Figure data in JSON
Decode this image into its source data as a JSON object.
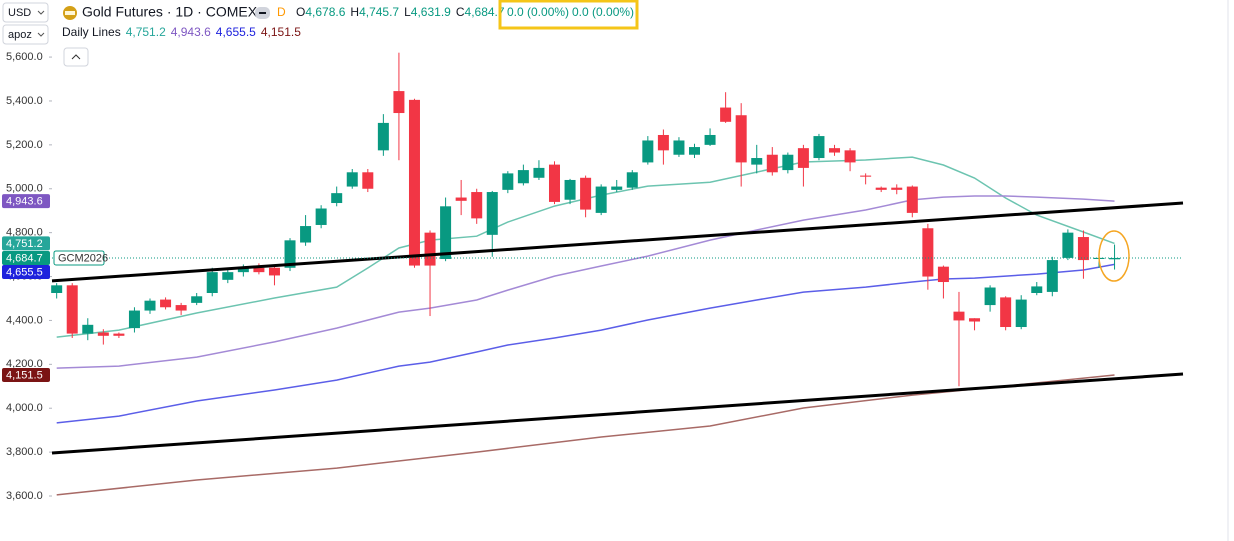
{
  "currency": "USD",
  "account": "apoz",
  "chart_data": {
    "type": "candlestick",
    "title": "Gold Futures · 1D · COMEX",
    "timeframe_badge": "D",
    "ohlc_header": [
      {
        "key": "O",
        "value": "4,678.6"
      },
      {
        "key": "H",
        "value": "4,745.7"
      },
      {
        "key": "L",
        "value": "4,631.9"
      },
      {
        "key": "C",
        "value": "4,684.7"
      }
    ],
    "change": [
      "0.0 (0.00%)",
      "0.0 (0.00%)"
    ],
    "indicator_name": "Daily Lines",
    "symbol_tag": "GCM2026",
    "up_color": "#089981",
    "down_color": "#f23645",
    "open": [
      4525,
      4560,
      4340,
      4345,
      4340,
      4365,
      4445,
      4495,
      4470,
      4480,
      4525,
      4585,
      4620,
      4640,
      4640,
      4640,
      4755,
      4835,
      4935,
      5010,
      5075,
      5175,
      5445,
      5405,
      4800,
      4680,
      4960,
      4985,
      4790,
      4995,
      5025,
      5050,
      5110,
      4950,
      5050,
      4890,
      4995,
      5005,
      5120,
      5245,
      5155,
      5155,
      5200,
      5370,
      5335,
      5110,
      5155,
      5085,
      5185,
      5140,
      5185,
      5175,
      5060,
      5005,
      5005,
      5010,
      4820,
      4645,
      4440,
      4410,
      4470,
      4505,
      4370,
      4525,
      4530,
      4685,
      4780,
      4680,
      4678.6
    ],
    "high": [
      4570,
      4570,
      4410,
      4360,
      4345,
      4460,
      4500,
      4505,
      4480,
      4525,
      4640,
      4630,
      4655,
      4660,
      4650,
      4775,
      4880,
      4925,
      5010,
      5090,
      5090,
      5340,
      5620,
      5410,
      4810,
      4960,
      5040,
      5000,
      4990,
      5080,
      5110,
      5130,
      5125,
      5045,
      5060,
      5020,
      5040,
      5085,
      5240,
      5270,
      5235,
      5205,
      5275,
      5440,
      5390,
      5200,
      5190,
      5165,
      5200,
      5250,
      5200,
      5185,
      5070,
      5010,
      5020,
      5015,
      4840,
      4650,
      4530,
      4410,
      4560,
      4510,
      4515,
      4575,
      4690,
      4815,
      4810,
      4690,
      4745.7
    ],
    "low": [
      4500,
      4320,
      4310,
      4290,
      4320,
      4345,
      4430,
      4450,
      4425,
      4470,
      4510,
      4570,
      4600,
      4610,
      4560,
      4625,
      4740,
      4820,
      4920,
      5000,
      4985,
      5150,
      5130,
      4640,
      4420,
      4670,
      4880,
      4840,
      4690,
      4980,
      5015,
      5040,
      4930,
      4930,
      4870,
      4880,
      4985,
      4995,
      5110,
      5110,
      5145,
      5140,
      5195,
      5300,
      5010,
      5070,
      5060,
      5070,
      5010,
      5130,
      5150,
      5080,
      5020,
      4985,
      4975,
      4870,
      4540,
      4500,
      4100,
      4355,
      4440,
      4355,
      4360,
      4515,
      4510,
      4675,
      4590,
      4640,
      4631.9
    ],
    "close": [
      4560,
      4340,
      4380,
      4330,
      4330,
      4445,
      4490,
      4460,
      4445,
      4510,
      4620,
      4620,
      4640,
      4620,
      4605,
      4765,
      4830,
      4910,
      4980,
      5075,
      5000,
      5300,
      5345,
      4650,
      4650,
      4920,
      4945,
      4865,
      4985,
      5070,
      5085,
      5095,
      4940,
      5040,
      4905,
      5010,
      5010,
      5075,
      5220,
      5175,
      5220,
      5190,
      5245,
      5305,
      5120,
      5140,
      5075,
      5155,
      5095,
      5240,
      5165,
      5120,
      5055,
      4995,
      4995,
      4890,
      4600,
      4575,
      4400,
      4395,
      4550,
      4370,
      4495,
      4555,
      4675,
      4800,
      4675,
      4685,
      4684.7
    ],
    "xlim": [
      -0.3,
      72.4
    ],
    "ylim": [
      3395,
      5655
    ],
    "yticks": [
      {
        "value": 3600,
        "label": "3,600.0"
      },
      {
        "value": 3800,
        "label": "3,800.0"
      },
      {
        "value": 4000,
        "label": "4,000.0"
      },
      {
        "value": 4200,
        "label": "4,200.0"
      },
      {
        "value": 4400,
        "label": "4,400.0"
      },
      {
        "value": 4600,
        "label": "4,600.0"
      },
      {
        "value": 4800,
        "label": "4,800.0"
      },
      {
        "value": 5000,
        "label": "5,000.0"
      },
      {
        "value": 5200,
        "label": "5,200.0"
      },
      {
        "value": 5400,
        "label": "5,400.0"
      },
      {
        "value": 5600,
        "label": "5,600.0"
      }
    ],
    "series": [
      {
        "color": "#6cc4b0",
        "x": [
          0,
          4,
          9,
          14,
          18,
          20,
          22,
          24,
          27,
          29,
          32,
          35,
          38,
          42,
          45,
          48,
          52,
          55,
          57,
          59,
          61,
          63,
          66,
          68
        ],
        "values": [
          4324,
          4356,
          4434,
          4502,
          4552,
          4639,
          4730,
          4766,
          4784,
          4848,
          4921,
          4971,
          5012,
          5030,
          5076,
          5122,
          5131,
          5144,
          5108,
          5049,
          4958,
          4880,
          4803,
          4751.2
        ]
      },
      {
        "color": "#a48ad6",
        "x": [
          0,
          4,
          9,
          14,
          18,
          22,
          24,
          27,
          29,
          32,
          35,
          38,
          42,
          45,
          48,
          52,
          55,
          57,
          59,
          61,
          63,
          66,
          68
        ],
        "values": [
          4183,
          4192,
          4233,
          4302,
          4365,
          4438,
          4456,
          4493,
          4538,
          4602,
          4648,
          4693,
          4766,
          4812,
          4857,
          4903,
          4949,
          4962,
          4967,
          4967,
          4962,
          4953,
          4943.6
        ]
      },
      {
        "color": "#5b5ee8",
        "x": [
          0,
          4,
          9,
          14,
          18,
          22,
          24,
          27,
          29,
          32,
          35,
          38,
          42,
          45,
          48,
          52,
          55,
          57,
          59,
          61,
          63,
          66,
          68
        ],
        "values": [
          3933,
          3964,
          4033,
          4083,
          4128,
          4192,
          4210,
          4256,
          4288,
          4320,
          4356,
          4402,
          4456,
          4493,
          4529,
          4552,
          4575,
          4589,
          4593,
          4602,
          4611,
          4630,
          4655.5
        ]
      },
      {
        "color": "#a86a66",
        "x": [
          0,
          9,
          18,
          27,
          35,
          42,
          48,
          55,
          61,
          68
        ],
        "values": [
          3605,
          3673,
          3727,
          3800,
          3869,
          3919,
          4001,
          4060,
          4101,
          4151.5
        ]
      }
    ],
    "trend_lines": [
      {
        "color": "#000000",
        "x": [
          -0.3,
          72.4
        ],
        "values": [
          4580,
          4935
        ]
      },
      {
        "color": "#000000",
        "x": [
          -0.3,
          72.4
        ],
        "values": [
          3796,
          4156
        ]
      }
    ],
    "price_tags": [
      {
        "value": 4751.2,
        "label": "4,751.2",
        "color": "#26a69a"
      },
      {
        "value": 4943.6,
        "label": "4,943.6",
        "color": "#7e57c2"
      },
      {
        "value": 4655.5,
        "label": "4,655.5",
        "color": "#1e22dd"
      },
      {
        "value": 4151.5,
        "label": "4,151.5",
        "color": "#7b1414"
      }
    ],
    "last_price": {
      "value": 4684.7,
      "label": "4,684.7",
      "color": "#089981"
    }
  }
}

* THE TASK:
Copy all the records above exactly, but leave out the pictures.

* RESULT BELOW:
Decode this image into its source data as a JSON object.
{
  "currency": "USD",
  "account": "apoz",
  "chart_data": {
    "type": "candlestick",
    "title": "Gold Futures · 1D · COMEX",
    "timeframe_badge": "D",
    "ohlc_header": [
      {
        "key": "O",
        "value": "4,678.6"
      },
      {
        "key": "H",
        "value": "4,745.7"
      },
      {
        "key": "L",
        "value": "4,631.9"
      },
      {
        "key": "C",
        "value": "4,684.7"
      }
    ],
    "change": [
      "0.0 (0.00%)",
      "0.0 (0.00%)"
    ],
    "indicator_name": "Daily Lines",
    "symbol_tag": "GCM2026",
    "up_color": "#089981",
    "down_color": "#f23645",
    "open": [
      4525,
      4560,
      4340,
      4345,
      4340,
      4365,
      4445,
      4495,
      4470,
      4480,
      4525,
      4585,
      4620,
      4640,
      4640,
      4640,
      4755,
      4835,
      4935,
      5010,
      5075,
      5175,
      5445,
      5405,
      4800,
      4680,
      4960,
      4985,
      4790,
      4995,
      5025,
      5050,
      5110,
      4950,
      5050,
      4890,
      4995,
      5005,
      5120,
      5245,
      5155,
      5155,
      5200,
      5370,
      5335,
      5110,
      5155,
      5085,
      5185,
      5140,
      5185,
      5175,
      5060,
      5005,
      5005,
      5010,
      4820,
      4645,
      4440,
      4410,
      4470,
      4505,
      4370,
      4525,
      4530,
      4685,
      4780,
      4680,
      4678.6
    ],
    "high": [
      4570,
      4570,
      4410,
      4360,
      4345,
      4460,
      4500,
      4505,
      4480,
      4525,
      4640,
      4630,
      4655,
      4660,
      4650,
      4775,
      4880,
      4925,
      5010,
      5090,
      5090,
      5340,
      5620,
      5410,
      4810,
      4960,
      5040,
      5000,
      4990,
      5080,
      5110,
      5130,
      5125,
      5045,
      5060,
      5020,
      5040,
      5085,
      5240,
      5270,
      5235,
      5205,
      5275,
      5440,
      5390,
      5200,
      5190,
      5165,
      5200,
      5250,
      5200,
      5185,
      5070,
      5010,
      5020,
      5015,
      4840,
      4650,
      4530,
      4410,
      4560,
      4510,
      4515,
      4575,
      4690,
      4815,
      4810,
      4690,
      4745.7
    ],
    "low": [
      4500,
      4320,
      4310,
      4290,
      4320,
      4345,
      4430,
      4450,
      4425,
      4470,
      4510,
      4570,
      4600,
      4610,
      4560,
      4625,
      4740,
      4820,
      4920,
      5000,
      4985,
      5150,
      5130,
      4640,
      4420,
      4670,
      4880,
      4840,
      4690,
      4980,
      5015,
      5040,
      4930,
      4930,
      4870,
      4880,
      4985,
      4995,
      5110,
      5110,
      5145,
      5140,
      5195,
      5300,
      5010,
      5070,
      5060,
      5070,
      5010,
      5130,
      5150,
      5080,
      5020,
      4985,
      4975,
      4870,
      4540,
      4500,
      4100,
      4355,
      4440,
      4355,
      4360,
      4515,
      4510,
      4675,
      4590,
      4640,
      4631.9
    ],
    "close": [
      4560,
      4340,
      4380,
      4330,
      4330,
      4445,
      4490,
      4460,
      4445,
      4510,
      4620,
      4620,
      4640,
      4620,
      4605,
      4765,
      4830,
      4910,
      4980,
      5075,
      5000,
      5300,
      5345,
      4650,
      4650,
      4920,
      4945,
      4865,
      4985,
      5070,
      5085,
      5095,
      4940,
      5040,
      4905,
      5010,
      5010,
      5075,
      5220,
      5175,
      5220,
      5190,
      5245,
      5305,
      5120,
      5140,
      5075,
      5155,
      5095,
      5240,
      5165,
      5120,
      5055,
      4995,
      4995,
      4890,
      4600,
      4575,
      4400,
      4395,
      4550,
      4370,
      4495,
      4555,
      4675,
      4800,
      4675,
      4685,
      4684.7
    ],
    "xlim": [
      -0.3,
      72.4
    ],
    "ylim": [
      3395,
      5655
    ],
    "yticks": [
      {
        "value": 3600,
        "label": "3,600.0"
      },
      {
        "value": 3800,
        "label": "3,800.0"
      },
      {
        "value": 4000,
        "label": "4,000.0"
      },
      {
        "value": 4200,
        "label": "4,200.0"
      },
      {
        "value": 4400,
        "label": "4,400.0"
      },
      {
        "value": 4600,
        "label": "4,600.0"
      },
      {
        "value": 4800,
        "label": "4,800.0"
      },
      {
        "value": 5000,
        "label": "5,000.0"
      },
      {
        "value": 5200,
        "label": "5,200.0"
      },
      {
        "value": 5400,
        "label": "5,400.0"
      },
      {
        "value": 5600,
        "label": "5,600.0"
      }
    ],
    "series": [
      {
        "color": "#6cc4b0",
        "x": [
          0,
          4,
          9,
          14,
          18,
          20,
          22,
          24,
          27,
          29,
          32,
          35,
          38,
          42,
          45,
          48,
          52,
          55,
          57,
          59,
          61,
          63,
          66,
          68
        ],
        "values": [
          4324,
          4356,
          4434,
          4502,
          4552,
          4639,
          4730,
          4766,
          4784,
          4848,
          4921,
          4971,
          5012,
          5030,
          5076,
          5122,
          5131,
          5144,
          5108,
          5049,
          4958,
          4880,
          4803,
          4751.2
        ]
      },
      {
        "color": "#a48ad6",
        "x": [
          0,
          4,
          9,
          14,
          18,
          22,
          24,
          27,
          29,
          32,
          35,
          38,
          42,
          45,
          48,
          52,
          55,
          57,
          59,
          61,
          63,
          66,
          68
        ],
        "values": [
          4183,
          4192,
          4233,
          4302,
          4365,
          4438,
          4456,
          4493,
          4538,
          4602,
          4648,
          4693,
          4766,
          4812,
          4857,
          4903,
          4949,
          4962,
          4967,
          4967,
          4962,
          4953,
          4943.6
        ]
      },
      {
        "color": "#5b5ee8",
        "x": [
          0,
          4,
          9,
          14,
          18,
          22,
          24,
          27,
          29,
          32,
          35,
          38,
          42,
          45,
          48,
          52,
          55,
          57,
          59,
          61,
          63,
          66,
          68
        ],
        "values": [
          3933,
          3964,
          4033,
          4083,
          4128,
          4192,
          4210,
          4256,
          4288,
          4320,
          4356,
          4402,
          4456,
          4493,
          4529,
          4552,
          4575,
          4589,
          4593,
          4602,
          4611,
          4630,
          4655.5
        ]
      },
      {
        "color": "#a86a66",
        "x": [
          0,
          9,
          18,
          27,
          35,
          42,
          48,
          55,
          61,
          68
        ],
        "values": [
          3605,
          3673,
          3727,
          3800,
          3869,
          3919,
          4001,
          4060,
          4101,
          4151.5
        ]
      }
    ],
    "trend_lines": [
      {
        "color": "#000000",
        "x": [
          -0.3,
          72.4
        ],
        "values": [
          4580,
          4935
        ]
      },
      {
        "color": "#000000",
        "x": [
          -0.3,
          72.4
        ],
        "values": [
          3796,
          4156
        ]
      }
    ],
    "price_tags": [
      {
        "value": 4751.2,
        "label": "4,751.2",
        "color": "#26a69a"
      },
      {
        "value": 4943.6,
        "label": "4,943.6",
        "color": "#7e57c2"
      },
      {
        "value": 4655.5,
        "label": "4,655.5",
        "color": "#1e22dd"
      },
      {
        "value": 4151.5,
        "label": "4,151.5",
        "color": "#7b1414"
      }
    ],
    "last_price": {
      "value": 4684.7,
      "label": "4,684.7",
      "color": "#089981"
    }
  }
}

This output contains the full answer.